§ Problem to work on: Extract each line where the string "structured" shows up.
______________________________
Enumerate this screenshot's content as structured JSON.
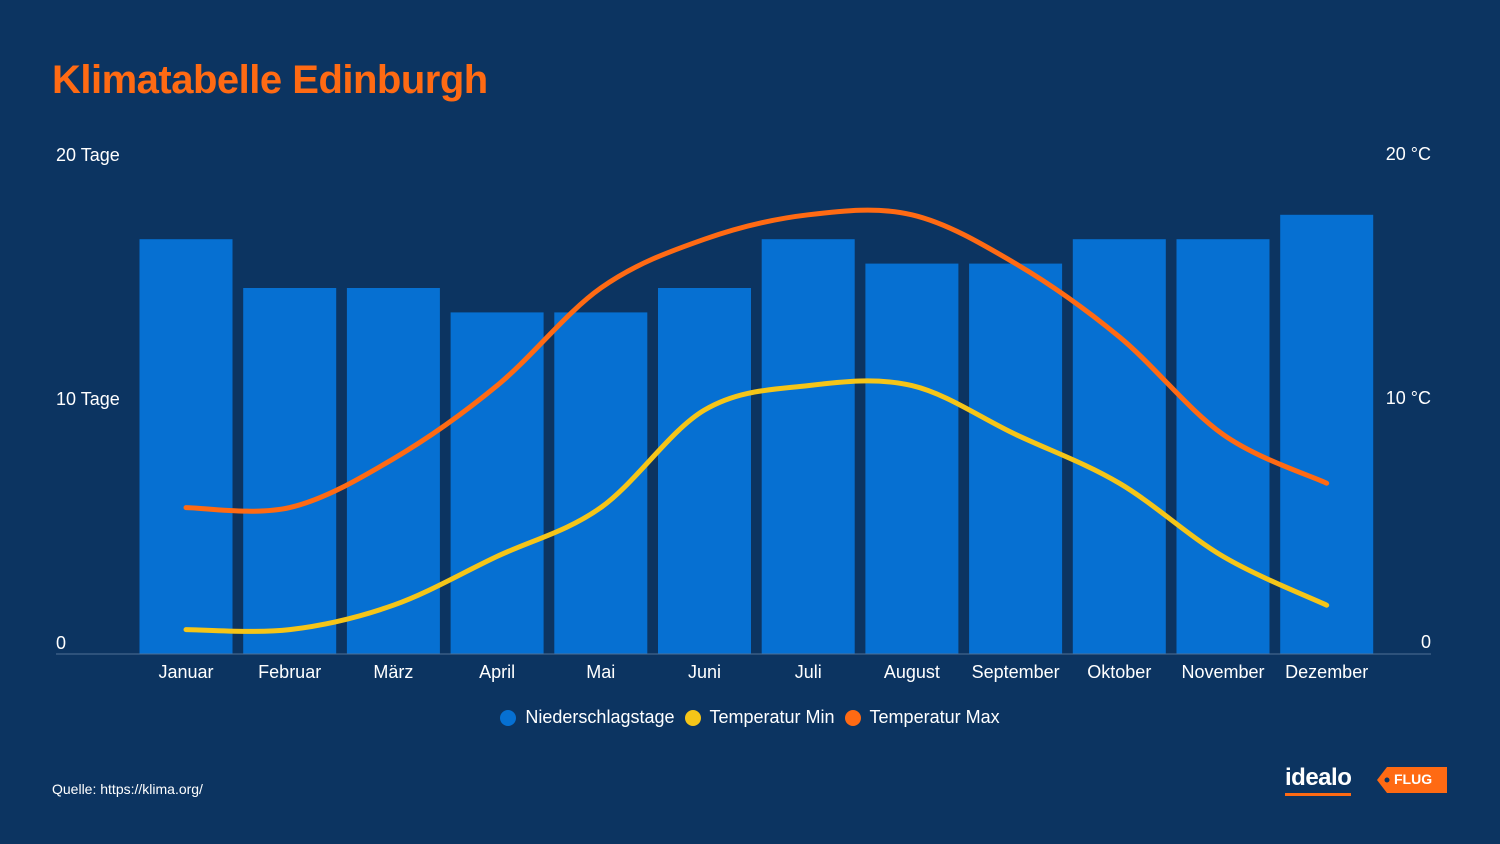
{
  "title": "Klimatabelle Edinburgh",
  "axis": {
    "left_top": "20 Tage",
    "left_mid": "10 Tage",
    "left_zero": "0",
    "right_top": "20 °C",
    "right_mid": "10 °C",
    "right_zero": "0"
  },
  "colors": {
    "bars": "#0670d2",
    "temp_min": "#f5c518",
    "temp_max": "#ff6a13",
    "title": "#ff6a13",
    "background": "#0c3461"
  },
  "chart_data": {
    "type": "bar",
    "categories": [
      "Januar",
      "Februar",
      "März",
      "April",
      "Mai",
      "Juni",
      "Juli",
      "August",
      "September",
      "Oktober",
      "November",
      "Dezember"
    ],
    "series": [
      {
        "name": "Niederschlagstage",
        "type": "bar",
        "axis": "left",
        "values": [
          17,
          15,
          15,
          14,
          14,
          15,
          17,
          16,
          16,
          17,
          17,
          18
        ]
      },
      {
        "name": "Temperatur Min",
        "type": "line",
        "axis": "right",
        "values": [
          1,
          1,
          2,
          4,
          6,
          10,
          11,
          11,
          9,
          7,
          4,
          2
        ]
      },
      {
        "name": "Temperatur Max",
        "type": "line",
        "axis": "right",
        "values": [
          6,
          6,
          8,
          11,
          15,
          17,
          18,
          18,
          16,
          13,
          9,
          7
        ]
      }
    ],
    "ylim_left": [
      0,
      20
    ],
    "ylim_right": [
      0,
      20
    ],
    "legend_position": "bottom-center"
  },
  "source": "Quelle: https://klima.org/",
  "logo": {
    "brand": "idealo",
    "tag": "FLUG"
  }
}
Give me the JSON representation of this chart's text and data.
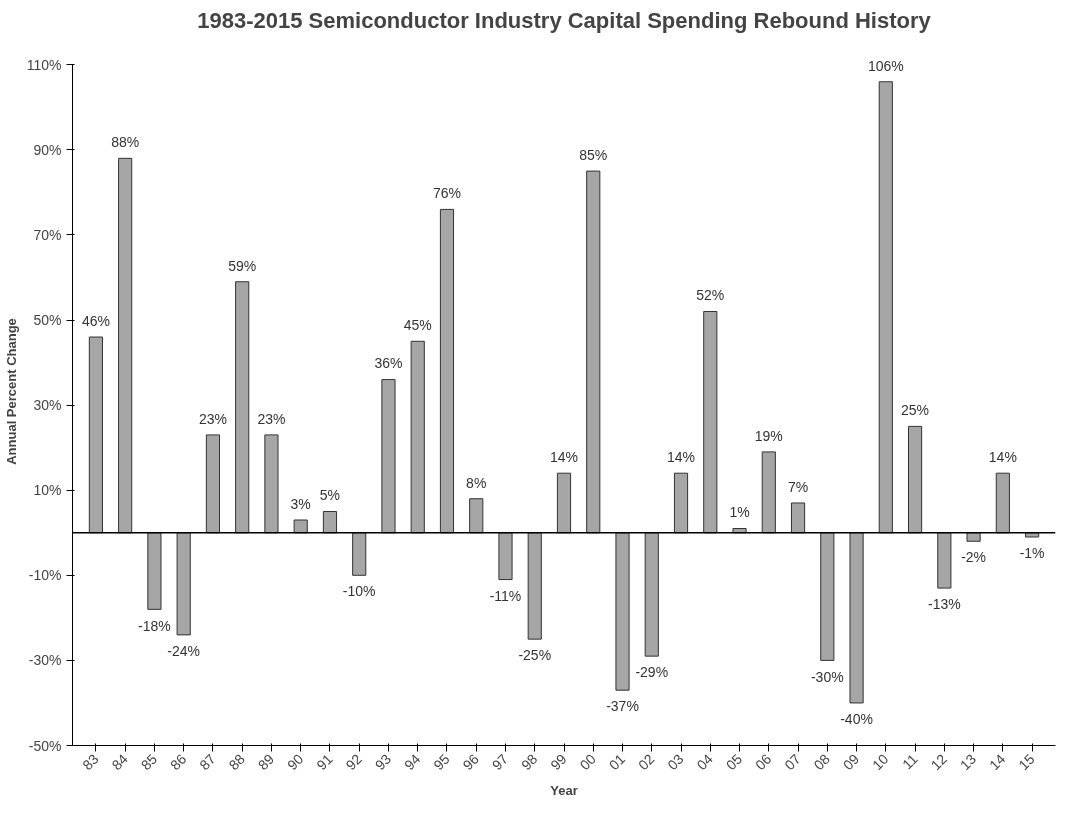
{
  "chart_data": {
    "type": "bar",
    "title": "1983-2015 Semiconductor Industry Capital Spending Rebound History",
    "xlabel": "Year",
    "ylabel": "Annual Percent Change",
    "categories": [
      "83",
      "84",
      "85",
      "86",
      "87",
      "88",
      "89",
      "90",
      "91",
      "92",
      "93",
      "94",
      "95",
      "96",
      "97",
      "98",
      "99",
      "00",
      "01",
      "02",
      "03",
      "04",
      "05",
      "06",
      "07",
      "08",
      "09",
      "10",
      "11",
      "12",
      "13",
      "14",
      "15"
    ],
    "values": [
      46,
      88,
      -18,
      -24,
      23,
      59,
      23,
      3,
      5,
      -10,
      36,
      45,
      76,
      8,
      -11,
      -25,
      14,
      85,
      -37,
      -29,
      14,
      52,
      1,
      19,
      7,
      -30,
      -40,
      106,
      25,
      -13,
      -2,
      14,
      -1
    ],
    "value_labels": [
      "46%",
      "88%",
      "-18%",
      "-24%",
      "23%",
      "59%",
      "23%",
      "3%",
      "5%",
      "-10%",
      "36%",
      "45%",
      "76%",
      "8%",
      "-11%",
      "-25%",
      "14%",
      "85%",
      "-37%",
      "-29%",
      "14%",
      "52%",
      "1%",
      "19%",
      "7%",
      "-30%",
      "-40%",
      "106%",
      "25%",
      "-13%",
      "-2%",
      "14%",
      "-1%"
    ],
    "color": "#a6a6a6",
    "ylim": [
      -50,
      110
    ],
    "yticks": [
      {
        "value": -50,
        "label": "-50%"
      },
      {
        "value": -30,
        "label": "-30%"
      },
      {
        "value": -10,
        "label": "-10%"
      },
      {
        "value": 10,
        "label": "10%"
      },
      {
        "value": 30,
        "label": "30%"
      },
      {
        "value": 50,
        "label": "50%"
      },
      {
        "value": 70,
        "label": "70%"
      },
      {
        "value": 90,
        "label": "90%"
      },
      {
        "value": 110,
        "label": "110%"
      }
    ],
    "grid": false
  }
}
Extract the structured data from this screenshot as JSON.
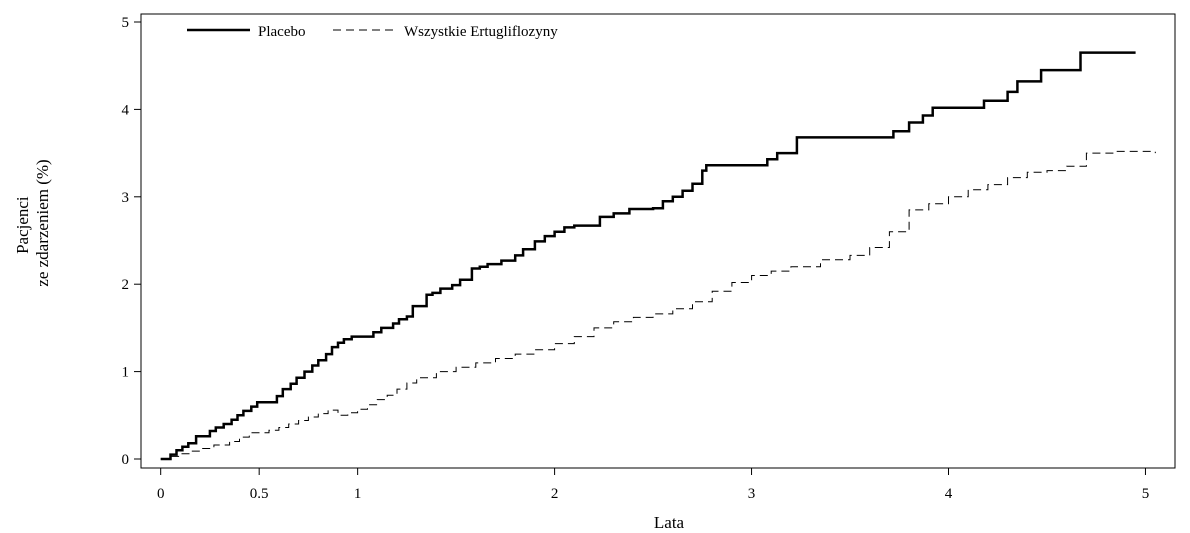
{
  "chart_data": {
    "type": "line",
    "title": "",
    "xlabel": "Lata",
    "ylabel_lines": [
      "Pacjenci",
      "ze zdarzeniem (%)"
    ],
    "xlim": [
      -0.1,
      5.15
    ],
    "ylim": [
      0,
      5
    ],
    "xticks": [
      0,
      0.5,
      1,
      2,
      3,
      4,
      5
    ],
    "xtick_labels": [
      "0",
      "0.5",
      "1",
      "2",
      "3",
      "4",
      "5"
    ],
    "yticks": [
      0,
      1,
      2,
      3,
      4,
      5
    ],
    "ytick_labels": [
      "0",
      "1",
      "2",
      "3",
      "4",
      "5"
    ],
    "grid": false,
    "legend_position": "top-left",
    "series": [
      {
        "name": "Placebo",
        "style": "solid",
        "color": "#000000",
        "x": [
          0,
          0.05,
          0.08,
          0.11,
          0.14,
          0.18,
          0.25,
          0.28,
          0.32,
          0.36,
          0.39,
          0.42,
          0.46,
          0.49,
          0.52,
          0.59,
          0.62,
          0.66,
          0.69,
          0.73,
          0.77,
          0.8,
          0.84,
          0.87,
          0.9,
          0.93,
          0.97,
          1.0,
          1.08,
          1.12,
          1.18,
          1.21,
          1.25,
          1.28,
          1.35,
          1.38,
          1.42,
          1.48,
          1.52,
          1.58,
          1.62,
          1.66,
          1.73,
          1.8,
          1.84,
          1.9,
          1.95,
          2.0,
          2.05,
          2.1,
          2.23,
          2.3,
          2.38,
          2.5,
          2.55,
          2.6,
          2.65,
          2.7,
          2.75,
          2.77,
          2.9,
          3.08,
          3.13,
          3.23,
          3.37,
          3.5,
          3.72,
          3.8,
          3.87,
          3.92,
          4.18,
          4.3,
          4.35,
          4.47,
          4.67,
          4.95
        ],
        "y": [
          0,
          0.05,
          0.1,
          0.14,
          0.18,
          0.26,
          0.32,
          0.36,
          0.4,
          0.45,
          0.5,
          0.55,
          0.6,
          0.65,
          0.65,
          0.72,
          0.8,
          0.86,
          0.93,
          1.0,
          1.07,
          1.13,
          1.2,
          1.28,
          1.33,
          1.37,
          1.4,
          1.4,
          1.45,
          1.5,
          1.55,
          1.6,
          1.63,
          1.75,
          1.88,
          1.9,
          1.95,
          1.99,
          2.05,
          2.18,
          2.2,
          2.23,
          2.27,
          2.33,
          2.4,
          2.49,
          2.55,
          2.6,
          2.65,
          2.67,
          2.77,
          2.81,
          2.86,
          2.87,
          2.95,
          3.0,
          3.07,
          3.15,
          3.3,
          3.36,
          3.36,
          3.43,
          3.5,
          3.68,
          3.68,
          3.68,
          3.75,
          3.85,
          3.93,
          4.02,
          4.1,
          4.2,
          4.32,
          4.45,
          4.65,
          4.65
        ]
      },
      {
        "name": "Wszystkie Ertugliflozyny",
        "style": "dashed",
        "color": "#000000",
        "x": [
          0,
          0.05,
          0.1,
          0.15,
          0.2,
          0.27,
          0.35,
          0.4,
          0.45,
          0.5,
          0.55,
          0.6,
          0.65,
          0.7,
          0.75,
          0.8,
          0.85,
          0.9,
          0.95,
          1.0,
          1.05,
          1.1,
          1.15,
          1.2,
          1.25,
          1.3,
          1.4,
          1.5,
          1.6,
          1.7,
          1.8,
          1.9,
          2.0,
          2.1,
          2.2,
          2.3,
          2.4,
          2.5,
          2.6,
          2.7,
          2.8,
          2.9,
          3.0,
          3.1,
          3.2,
          3.35,
          3.5,
          3.6,
          3.7,
          3.8,
          3.9,
          4.0,
          4.1,
          4.2,
          4.3,
          4.4,
          4.5,
          4.6,
          4.7,
          4.85,
          5.05
        ],
        "y": [
          0,
          0.03,
          0.06,
          0.09,
          0.12,
          0.16,
          0.2,
          0.25,
          0.3,
          0.3,
          0.33,
          0.36,
          0.4,
          0.44,
          0.48,
          0.52,
          0.56,
          0.5,
          0.53,
          0.57,
          0.62,
          0.68,
          0.73,
          0.8,
          0.87,
          0.93,
          1.0,
          1.05,
          1.1,
          1.15,
          1.2,
          1.25,
          1.32,
          1.4,
          1.5,
          1.57,
          1.62,
          1.66,
          1.72,
          1.8,
          1.92,
          2.02,
          2.1,
          2.15,
          2.2,
          2.28,
          2.33,
          2.42,
          2.6,
          2.85,
          2.92,
          3.0,
          3.08,
          3.14,
          3.22,
          3.28,
          3.3,
          3.35,
          3.5,
          3.52,
          3.5
        ]
      }
    ]
  }
}
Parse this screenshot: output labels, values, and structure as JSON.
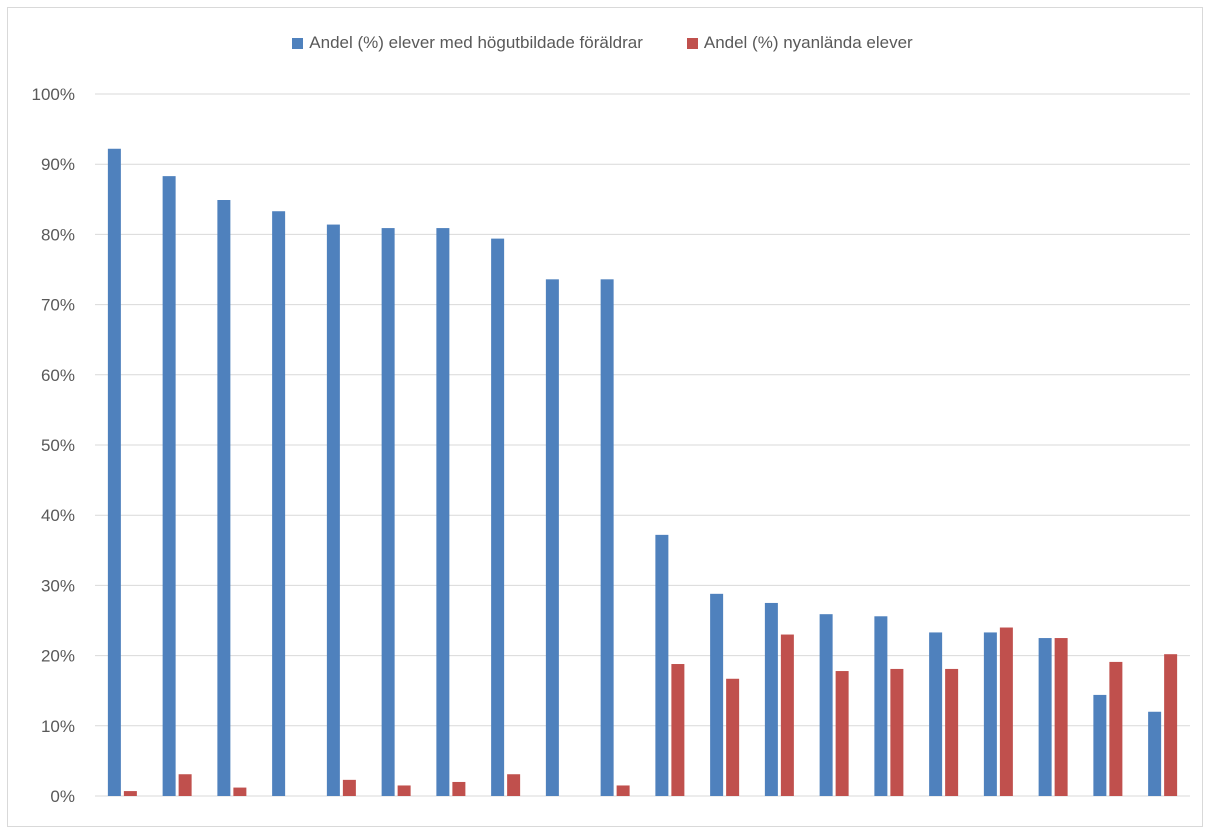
{
  "colors": {
    "series1": "#4F81BD",
    "series2": "#C0504D",
    "grid": "#d9d9d9",
    "text": "#595959"
  },
  "chart_data": {
    "type": "bar",
    "title": "",
    "xlabel": "",
    "ylabel": "",
    "ylim": [
      0,
      100
    ],
    "y_ticks": [
      "0%",
      "10%",
      "20%",
      "30%",
      "40%",
      "50%",
      "60%",
      "70%",
      "80%",
      "90%",
      "100%"
    ],
    "grid": true,
    "legend_position": "top",
    "categories": [
      "",
      "",
      "",
      "",
      "",
      "",
      "",
      "",
      "",
      "",
      "",
      "",
      "",
      "",
      "",
      "",
      "",
      "",
      "",
      ""
    ],
    "series": [
      {
        "name": "Andel (%) elever med högutbildade föräldrar",
        "values": [
          92.2,
          88.3,
          84.9,
          83.3,
          81.4,
          80.9,
          80.9,
          79.4,
          73.6,
          73.6,
          37.2,
          28.8,
          27.5,
          25.9,
          25.6,
          23.3,
          23.3,
          22.5,
          14.4,
          12.0
        ]
      },
      {
        "name": "Andel (%) nyanlända elever",
        "values": [
          0.7,
          3.1,
          1.2,
          0,
          2.3,
          1.5,
          2.0,
          3.1,
          0,
          1.5,
          18.8,
          16.7,
          23.0,
          17.8,
          18.1,
          18.1,
          24.0,
          22.5,
          19.1,
          20.2
        ]
      }
    ]
  }
}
______________________________
§ Final answer:
Enumerate this screenshot's content as structured JSON.
Extract the structured data from this screenshot as JSON.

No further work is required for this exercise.